[Start Document excerpt]

Kubernetes is an open-source container orchestration system that allows you to get the most out of your machine. Using Kubernetes, however, raises the problem of managing access for pods to various Amazon Web Services (AWS). This article covers how to overcome these problems by using specific tools. Here’s how we’ve organized the information:

Why managing access can be a problem
Managing access through Kube2iam
Managing access through KIAM
IAM Roles for Service Accounts (IRSA)

‍

Why is Managing Access to AWS Services a Problem?

Imagine this: A Kubernetes node is hosting an application pod that needs access to AWS DynamoDB tables. Meanwhile, another pod on the same node needs access to an AWS S3 bucket. For both applications to work properly, the Kubernetes worker node must access both the DynamoDB tables and the S3 bucket at the same time.

Now think about this happening to hundreds of pods, all requiring access to various AWS resources. The pods are constantly being scheduled on a Kubernetes cluster that needs to access several different AWS services simultaneously… It’s a lot!

One way to solve this would be to give the Kubernetes node—and therefore the pods—access to all AWS resources. However, this leaves your system an easy target for any potential attacker: if a single pod or node is compromised, an attacker will gain access to your entire AWS infrastructure. To avoid this, you can use tools like Kube2iam, Kiam, and IAM IRSA to improve access from the Kubernetes pods into the AWS resources. The best part? All the access API calls and authentication metrics can be pulled by Prometheus and visualized in Grafana. If you want to try the Prometheus/Grafana part for yourself, get onto our MetricFire free trial and start sending your data.

‍

Diving into Implementation with Kube2iam

Overall Architecture

Kube2iam is deployed as a DaemonSet in your cluster. Therefore, a pod of Kube2iam will be scheduled to run on every worker node of your Kubernetes cluster. Whenever a different pod makes an AWS API call to access resources, that call will be intercepted by the Kube2iam pod running on that node. Kube2iam then ensures that the pod is assigned appropriate credentials to access the resource.

You also need to specify an Identity and Access Management (IAM) role in the pod spec. Under the hood, the Kube2iam pod will retrieve temporary credentials for the IAM role of the caller and return them to said caller. Basically, all the Amazon Elastic Compute Cloud (EC2) metadata API calls are made into a proxy. (A Kube2iam pod should run with host networking enabled so that it can make the EC2 metadata API calls.)

[End Document excerpt]
[Start Entries]

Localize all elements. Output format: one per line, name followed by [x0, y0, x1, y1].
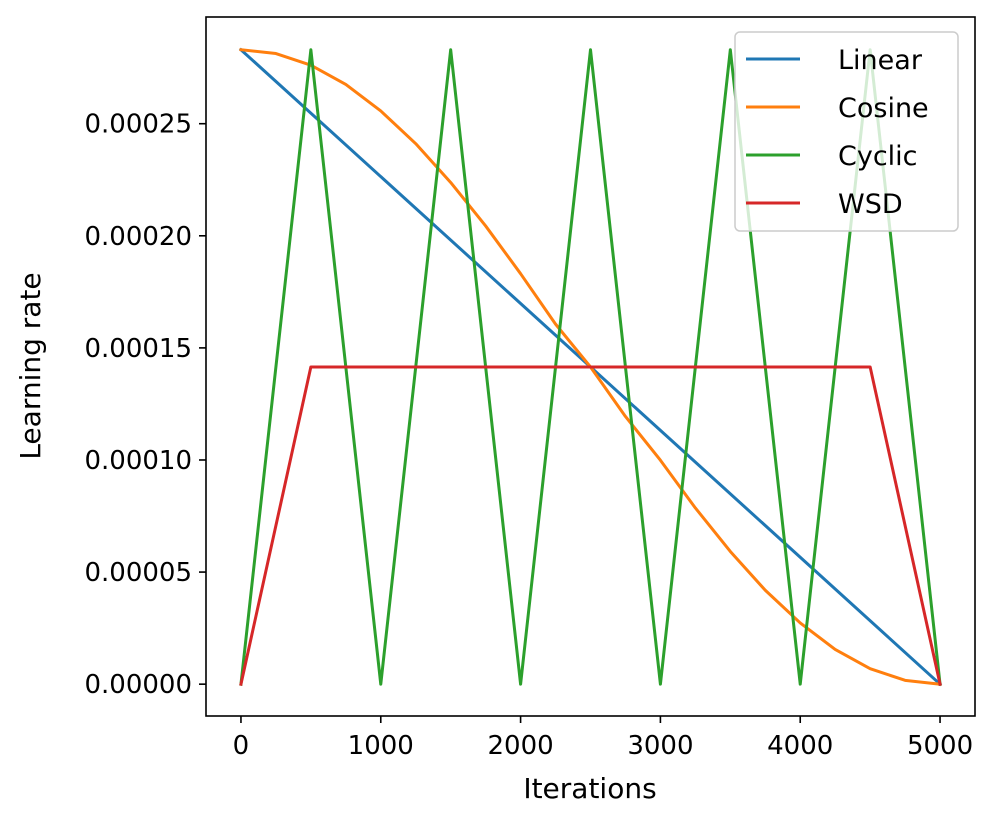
x-tick-label: 3000 — [627, 731, 693, 761]
series-line-cyclic — [239, 48, 942, 686]
y-tick-label: 0.00005 — [84, 558, 192, 588]
legend-items: Linear Cosine Cyclic WSD — [746, 45, 929, 220]
y-axis-ticks: 0.00000 0.00005 0.00010 0.00015 0.00020 0.000… — [84, 110, 206, 700]
x-tick-label: 4000 — [767, 731, 833, 761]
legend-label-wsd: WSD — [838, 189, 903, 220]
legend-label-cosine: Cosine — [838, 93, 929, 124]
legend: Linear Cosine Cyclic WSD — [734, 31, 959, 232]
axes-frame — [205, 16, 976, 717]
x-tick-label: 0 — [233, 731, 250, 761]
y-tick-label: 0.00010 — [84, 446, 192, 476]
x-tick-label: 2000 — [488, 731, 554, 761]
legend-label-cyclic: Cyclic — [838, 141, 918, 172]
y-tick-label: 0.00015 — [84, 334, 192, 364]
x-tick-label: 5000 — [907, 731, 973, 761]
y-tick-label: 0.00000 — [84, 670, 192, 700]
x-axis-label: Iterations — [523, 772, 656, 805]
y-tick-label: 0.00025 — [84, 110, 192, 140]
series-layer — [238, 47, 943, 687]
x-tick-label: 1000 — [348, 731, 414, 761]
series-line-wsd — [239, 365, 942, 686]
legend-label-linear: Linear — [838, 45, 923, 76]
legend-box — [734, 31, 959, 232]
y-axis-label: Learning rate — [14, 272, 47, 459]
x-axis-ticks: 0 1000 2000 3000 4000 5000 — [233, 716, 973, 761]
y-tick-label: 0.00020 — [84, 222, 192, 252]
plot-area — [205, 16, 976, 717]
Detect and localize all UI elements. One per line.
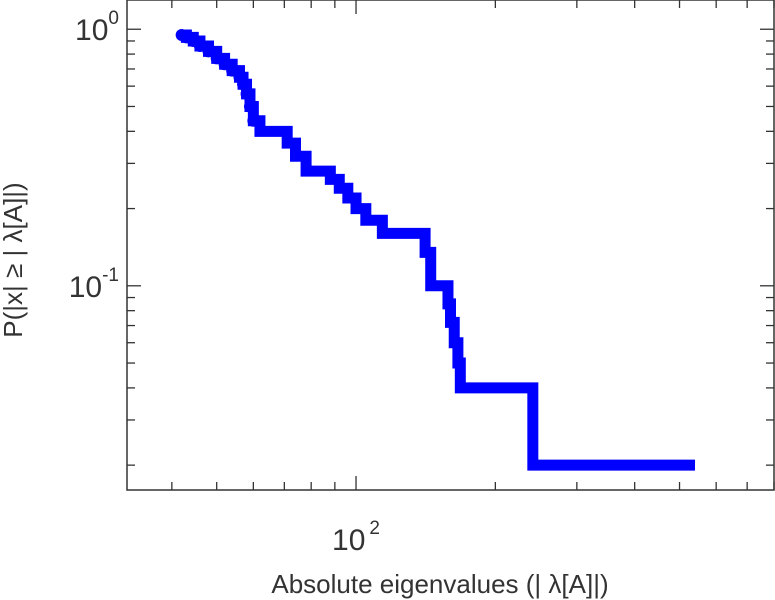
x-tick-label: 10 2 [332, 518, 380, 557]
y-tick-label: 100 [75, 8, 119, 47]
y-axis-label: P(|x| ≥ | λ[A]|) [0, 182, 28, 337]
plot-frame [126, 0, 775, 491]
series-layer [175, 28, 695, 471]
data-point [193, 40, 206, 53]
data-point [237, 78, 250, 91]
tick-labels: 10 2 100 10-1 [69, 8, 380, 557]
x-axis-label: Absolute eigenvalues (| λ[A]|) [271, 569, 608, 599]
axis-ticks [127, 0, 775, 490]
data-point [202, 45, 215, 58]
data-point [243, 100, 256, 113]
y-tick-label: 10-1 [69, 265, 119, 304]
data-point [247, 114, 260, 127]
data-point [240, 87, 253, 100]
series-step-line [180, 29, 695, 471]
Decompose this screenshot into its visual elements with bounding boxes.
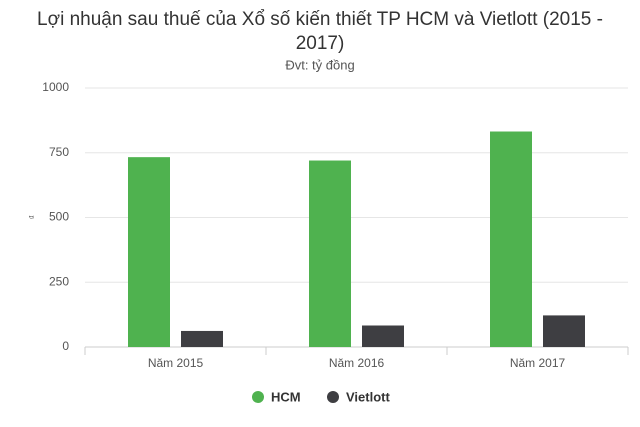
y-tick-label: 500 bbox=[49, 210, 69, 224]
chart-subtitle: Đvt: tỷ đồng bbox=[285, 57, 354, 72]
chart-title: Lợi nhuận sau thuế của Xổ số kiến thiết … bbox=[37, 9, 603, 54]
legend-marker bbox=[327, 391, 339, 403]
legend-marker bbox=[252, 391, 264, 403]
legend-label: Vietlott bbox=[346, 389, 390, 404]
y-tick-label: 0 bbox=[62, 339, 69, 353]
y-tick-label: 750 bbox=[49, 145, 69, 159]
y-tick-label: 250 bbox=[49, 274, 69, 288]
y-axis-label: ₫ bbox=[28, 215, 37, 219]
legend-label: HCM bbox=[271, 389, 301, 404]
bar bbox=[362, 325, 404, 347]
bar bbox=[543, 315, 585, 347]
bar bbox=[128, 157, 170, 347]
bar bbox=[490, 131, 532, 347]
x-tick-label: Năm 2017 bbox=[510, 356, 566, 370]
x-tick-label: Năm 2016 bbox=[329, 356, 385, 370]
bar bbox=[181, 330, 223, 347]
y-tick-label: 1000 bbox=[42, 80, 69, 94]
x-tick-label: Năm 2015 bbox=[148, 356, 204, 370]
bar bbox=[309, 160, 351, 347]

[End Entries]

Complete the following:
1. From the Kubernetes access article, output the stretch from "Why managing access" through "Services a Problem?", copied word for word.
2. List every topic in the outline that the Kubernetes access article gives right after "Here’s how we’ve organized the information".

Correct answers:
1.
Why managing access can be a problem
Managing access through Kube2iam
Managing access through KIAM
IAM Roles for Service Accounts (IRSA)

‍

Why is Managing Access to AWS Services a Problem?

2.
Why managing access can be a problem
Managing access through Kube2iam
Managing access through KIAM
IAM Roles for Service Accounts (IRSA)